Dataset records:
----
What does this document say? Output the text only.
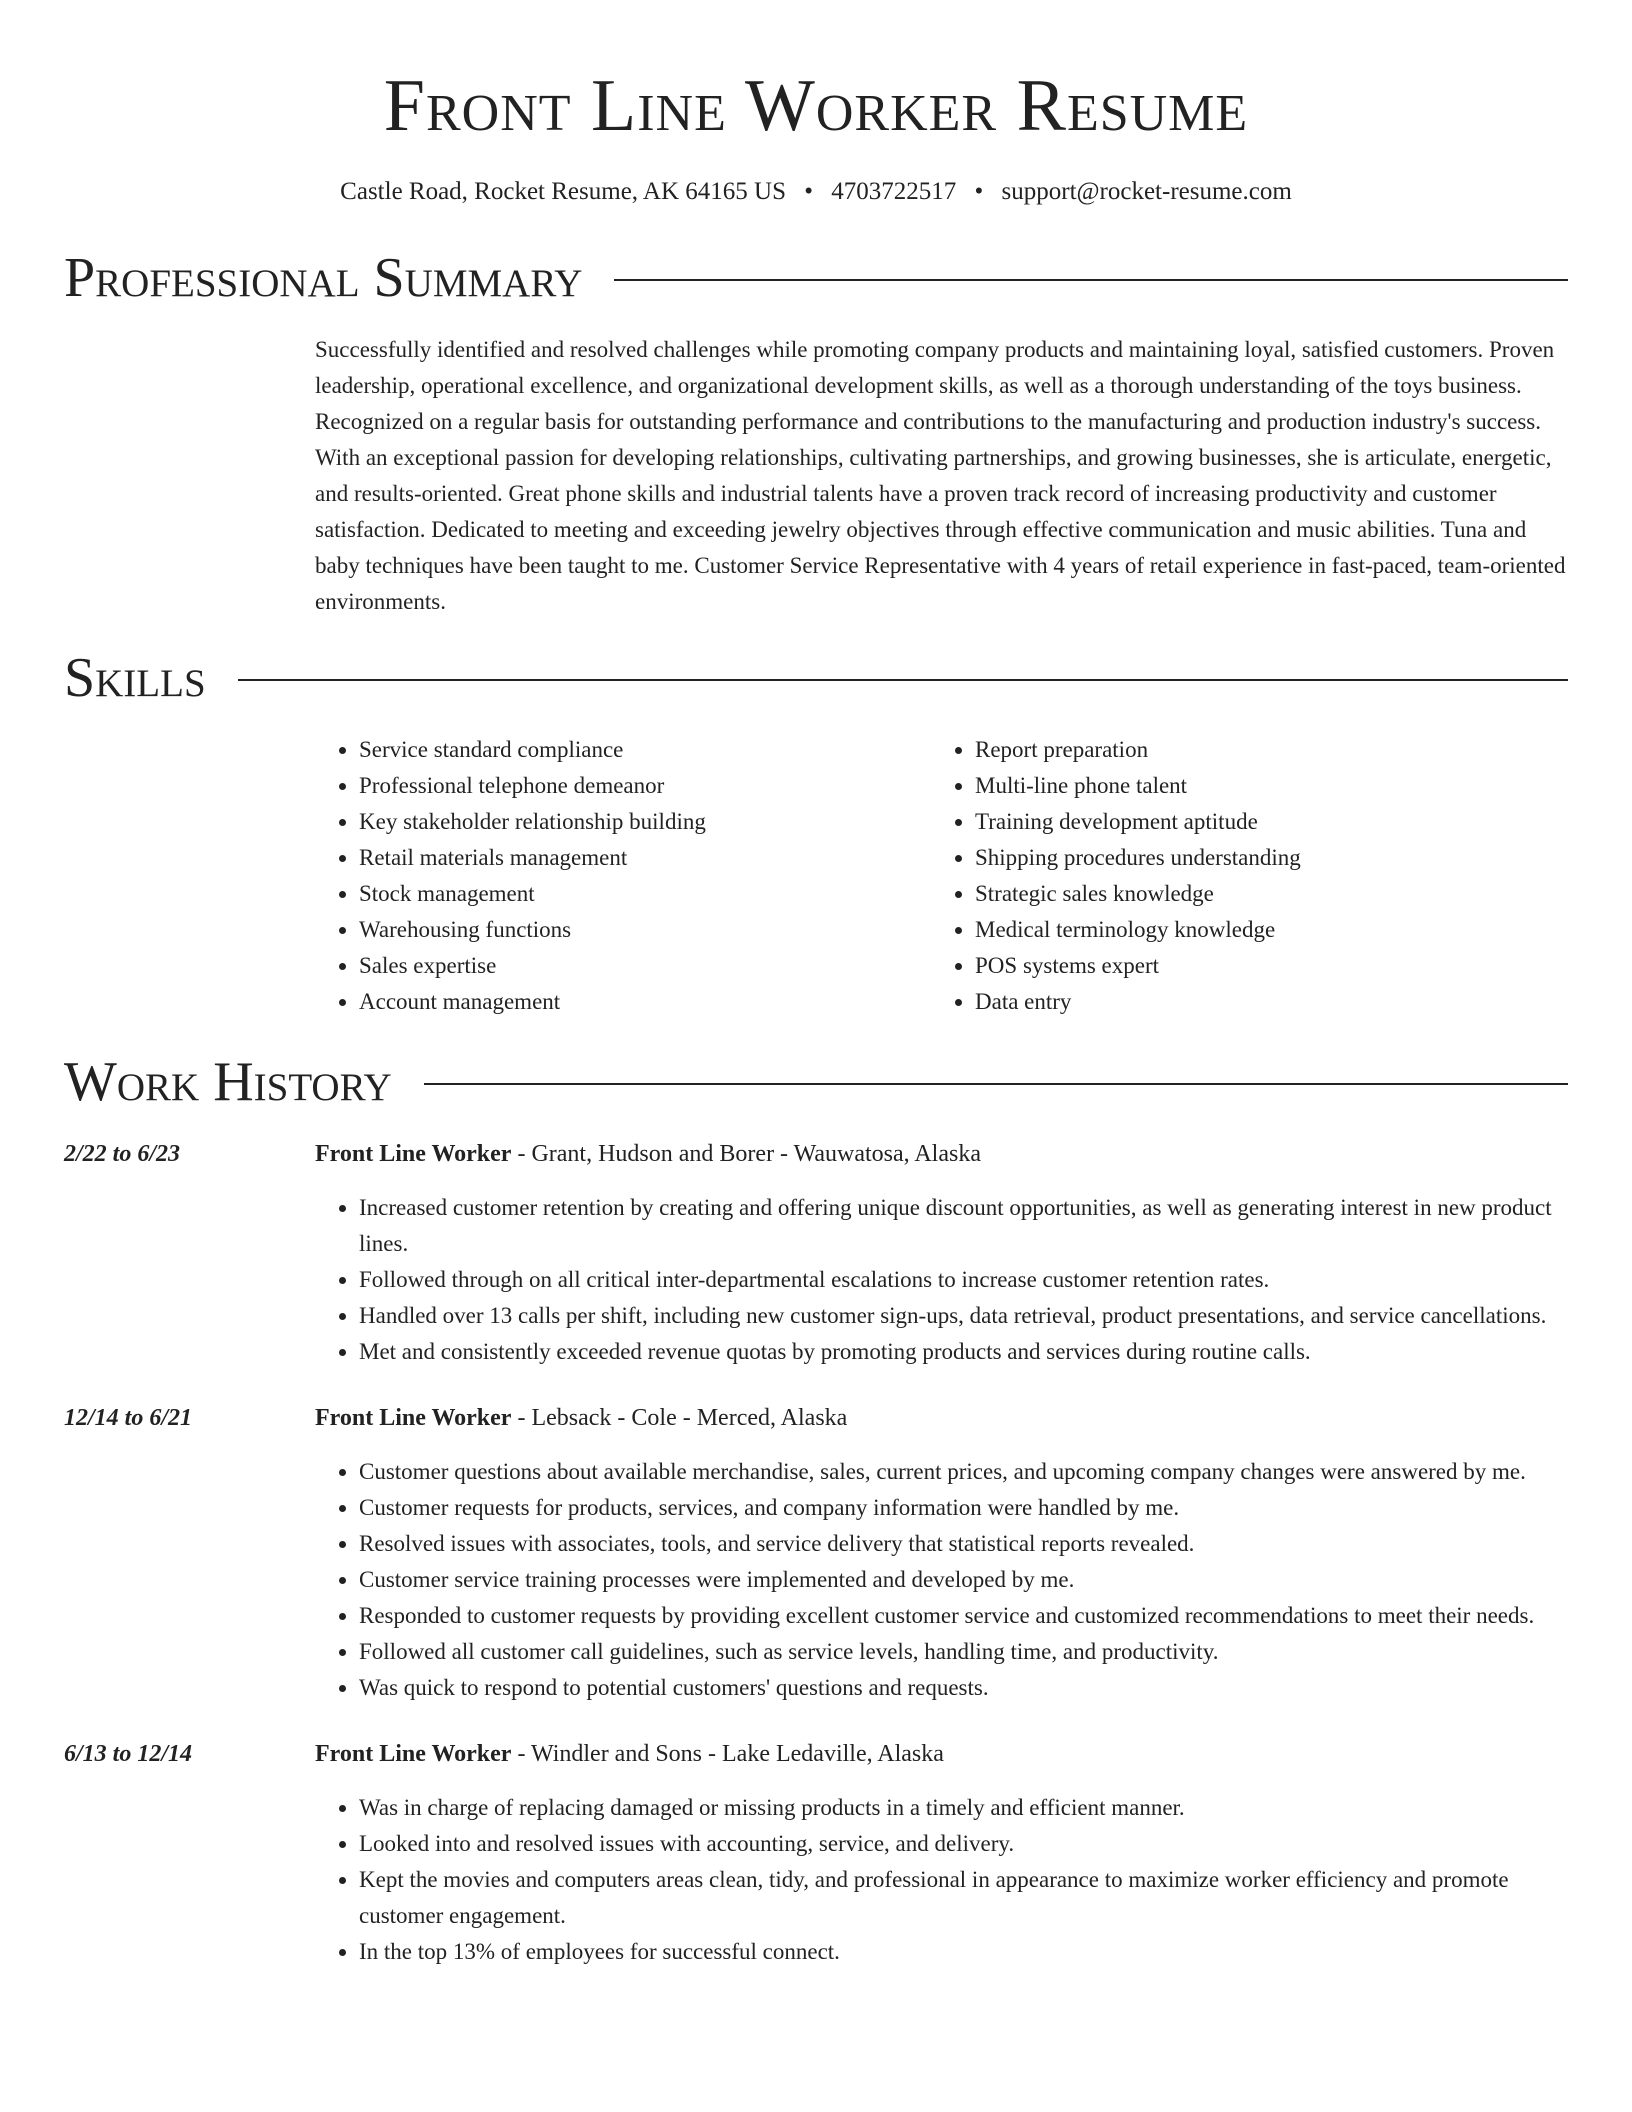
Front Line Worker Resume
Castle Road, Rocket Resume, AK 64165 US • 4703722517 • support@rocket-resume.com
Professional Summary
Successfully identified and resolved challenges while promoting company products and maintaining loyal, satisfied customers. Proven leadership, operational excellence, and organizational development skills, as well as a thorough understanding of the toys business. Recognized on a regular basis for outstanding performance and contributions to the manufacturing and production industry's success. With an exceptional passion for developing relationships, cultivating partnerships, and growing businesses, she is articulate, energetic, and results-oriented. Great phone skills and industrial talents have a proven track record of increasing productivity and customer satisfaction. Dedicated to meeting and exceeding jewelry objectives through effective communication and music abilities. Tuna and baby techniques have been taught to me. Customer Service Representative with 4 years of retail experience in fast-paced, team-oriented environments.
Skills
• Service standard compliance
• Professional telephone demeanor
• Key stakeholder relationship building
• Retail materials management
• Stock management
• Warehousing functions
• Sales expertise
• Account management
• Report preparation
• Multi-line phone talent
• Training development aptitude
• Shipping procedures understanding
• Strategic sales knowledge
• Medical terminology knowledge
• POS systems expert
• Data entry
Work History
2/22 to 6/23	Front Line Worker - Grant, Hudson and Borer - Wauwatosa, Alaska
• Increased customer retention by creating and offering unique discount opportunities, as well as generating interest in new product lines.
• Followed through on all critical inter-departmental escalations to increase customer retention rates.
• Handled over 13 calls per shift, including new customer sign-ups, data retrieval, product presentations, and service cancellations.
• Met and consistently exceeded revenue quotas by promoting products and services during routine calls.
12/14 to 6/21	Front Line Worker - Lebsack - Cole - Merced, Alaska
• Customer questions about available merchandise, sales, current prices, and upcoming company changes were answered by me.
• Customer requests for products, services, and company information were handled by me.
• Resolved issues with associates, tools, and service delivery that statistical reports revealed.
• Customer service training processes were implemented and developed by me.
• Responded to customer requests by providing excellent customer service and customized recommendations to meet their needs.
• Followed all customer call guidelines, such as service levels, handling time, and productivity.
• Was quick to respond to potential customers' questions and requests.
6/13 to 12/14	Front Line Worker - Windler and Sons - Lake Ledaville, Alaska
• Was in charge of replacing damaged or missing products in a timely and efficient manner.
• Looked into and resolved issues with accounting, service, and delivery.
• Kept the movies and computers areas clean, tidy, and professional in appearance to maximize worker efficiency and promote customer engagement.
• In the top 13% of employees for successful connect.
----
Task: Keep the pictures out of the copy and write out the data exactly as it stands.

Written answer:
What does this document say? Output the text only.
Front Line Worker Resume
Castle Road, Rocket Resume, AK 64165 US • 4703722517 • support@rocket-resume.com
Professional Summary
Successfully identified and resolved challenges while promoting company products and maintaining loyal, satisfied customers. Proven leadership, operational excellence, and organizational development skills, as well as a thorough understanding of the toys business. Recognized on a regular basis for outstanding performance and contributions to the manufacturing and production industry's success. With an exceptional passion for developing relationships, cultivating partnerships, and growing businesses, she is articulate, energetic, and results-oriented. Great phone skills and industrial talents have a proven track record of increasing productivity and customer satisfaction. Dedicated to meeting and exceeding jewelry objectives through effective communication and music abilities. Tuna and baby techniques have been taught to me. Customer Service Representative with 4 years of retail experience in fast-paced, team-oriented environments.
Skills
• Service standard compliance
• Professional telephone demeanor
• Key stakeholder relationship building
• Retail materials management
• Stock management
• Warehousing functions
• Sales expertise
• Account management
• Report preparation
• Multi-line phone talent
• Training development aptitude
• Shipping procedures understanding
• Strategic sales knowledge
• Medical terminology knowledge
• POS systems expert
• Data entry
Work History
2/22 to 6/23	Front Line Worker - Grant, Hudson and Borer - Wauwatosa, Alaska
• Increased customer retention by creating and offering unique discount opportunities, as well as generating interest in new product lines.
• Followed through on all critical inter-departmental escalations to increase customer retention rates.
• Handled over 13 calls per shift, including new customer sign-ups, data retrieval, product presentations, and service cancellations.
• Met and consistently exceeded revenue quotas by promoting products and services during routine calls.
12/14 to 6/21	Front Line Worker - Lebsack - Cole - Merced, Alaska
• Customer questions about available merchandise, sales, current prices, and upcoming company changes were answered by me.
• Customer requests for products, services, and company information were handled by me.
• Resolved issues with associates, tools, and service delivery that statistical reports revealed.
• Customer service training processes were implemented and developed by me.
• Responded to customer requests by providing excellent customer service and customized recommendations to meet their needs.
• Followed all customer call guidelines, such as service levels, handling time, and productivity.
• Was quick to respond to potential customers' questions and requests.
6/13 to 12/14	Front Line Worker - Windler and Sons - Lake Ledaville, Alaska
• Was in charge of replacing damaged or missing products in a timely and efficient manner.
• Looked into and resolved issues with accounting, service, and delivery.
• Kept the movies and computers areas clean, tidy, and professional in appearance to maximize worker efficiency and promote customer engagement.
• In the top 13% of employees for successful connect.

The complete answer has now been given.